A block of data:
=-=-=-=-=
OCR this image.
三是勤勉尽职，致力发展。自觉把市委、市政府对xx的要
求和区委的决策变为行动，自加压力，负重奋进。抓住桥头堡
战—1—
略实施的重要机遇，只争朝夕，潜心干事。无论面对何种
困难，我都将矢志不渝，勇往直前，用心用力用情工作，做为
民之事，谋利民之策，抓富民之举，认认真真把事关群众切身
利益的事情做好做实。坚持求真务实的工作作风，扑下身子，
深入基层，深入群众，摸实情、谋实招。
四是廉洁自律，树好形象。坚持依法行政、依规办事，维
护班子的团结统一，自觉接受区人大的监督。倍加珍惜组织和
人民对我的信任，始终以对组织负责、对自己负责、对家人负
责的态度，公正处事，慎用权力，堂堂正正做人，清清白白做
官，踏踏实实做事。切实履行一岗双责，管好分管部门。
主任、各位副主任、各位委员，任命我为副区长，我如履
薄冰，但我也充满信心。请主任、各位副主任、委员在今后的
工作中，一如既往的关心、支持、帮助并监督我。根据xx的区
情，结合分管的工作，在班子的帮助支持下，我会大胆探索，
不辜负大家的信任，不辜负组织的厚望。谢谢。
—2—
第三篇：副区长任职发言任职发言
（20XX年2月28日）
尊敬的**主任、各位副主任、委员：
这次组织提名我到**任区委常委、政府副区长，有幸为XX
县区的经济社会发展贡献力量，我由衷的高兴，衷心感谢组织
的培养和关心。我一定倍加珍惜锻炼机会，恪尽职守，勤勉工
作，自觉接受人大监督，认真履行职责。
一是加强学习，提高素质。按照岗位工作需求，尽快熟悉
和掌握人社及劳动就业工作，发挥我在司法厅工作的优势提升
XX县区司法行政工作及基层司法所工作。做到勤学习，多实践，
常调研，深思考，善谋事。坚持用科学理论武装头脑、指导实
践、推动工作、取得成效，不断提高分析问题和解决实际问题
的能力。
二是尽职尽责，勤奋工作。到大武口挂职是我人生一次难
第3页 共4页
=-=-=-=-=
Would you reproduce the material above in full, exactly as given?

### Exercise answer
OCR this image.
三是勤勉尽职，致力发展。自觉把市委、市政府对xx的要
求和区委的决策变为行动，自加压力，负重奋进。抓住桥头堡
战—1—
略实施的重要机遇，只争朝夕，潜心干事。无论面对何种
困难，我都将矢志不渝，勇往直前，用心用力用情工作，做为
民之事，谋利民之策，抓富民之举，认认真真把事关群众切身
利益的事情做好做实。坚持求真务实的工作作风，扑下身子，
深入基层，深入群众，摸实情、谋实招。
四是廉洁自律，树好形象。坚持依法行政、依规办事，维
护班子的团结统一，自觉接受区人大的监督。倍加珍惜组织和
人民对我的信任，始终以对组织负责、对自己负责、对家人负
责的态度，公正处事，慎用权力，堂堂正正做人，清清白白做
官，踏踏实实做事。切实履行一岗双责，管好分管部门。
主任、各位副主任、各位委员，任命我为副区长，我如履
薄冰，但我也充满信心。请主任、各位副主任、委员在今后的
工作中，一如既往的关心、支持、帮助并监督我。根据xx的区
情，结合分管的工作，在班子的帮助支持下，我会大胆探索，
不辜负大家的信任，不辜负组织的厚望。谢谢。
—2—
第三篇：副区长任职发言任职发言
（20XX年2月28日）
尊敬的**主任、各位副主任、委员：
这次组织提名我到**任区委常委、政府副区长，有幸为XX
县区的经济社会发展贡献力量，我由衷的高兴，衷心感谢组织
的培养和关心。我一定倍加珍惜锻炼机会，恪尽职守，勤勉工
作，自觉接受人大监督，认真履行职责。
一是加强学习，提高素质。按照岗位工作需求，尽快熟悉
和掌握人社及劳动就业工作，发挥我在司法厅工作的优势提升
XX县区司法行政工作及基层司法所工作。做到勤学习，多实践，
常调研，深思考，善谋事。坚持用科学理论武装头脑、指导实
践、推动工作、取得成效，不断提高分析问题和解决实际问题
的能力。
二是尽职尽责，勤奋工作。到大武口挂职是我人生一次难
第3页 共4页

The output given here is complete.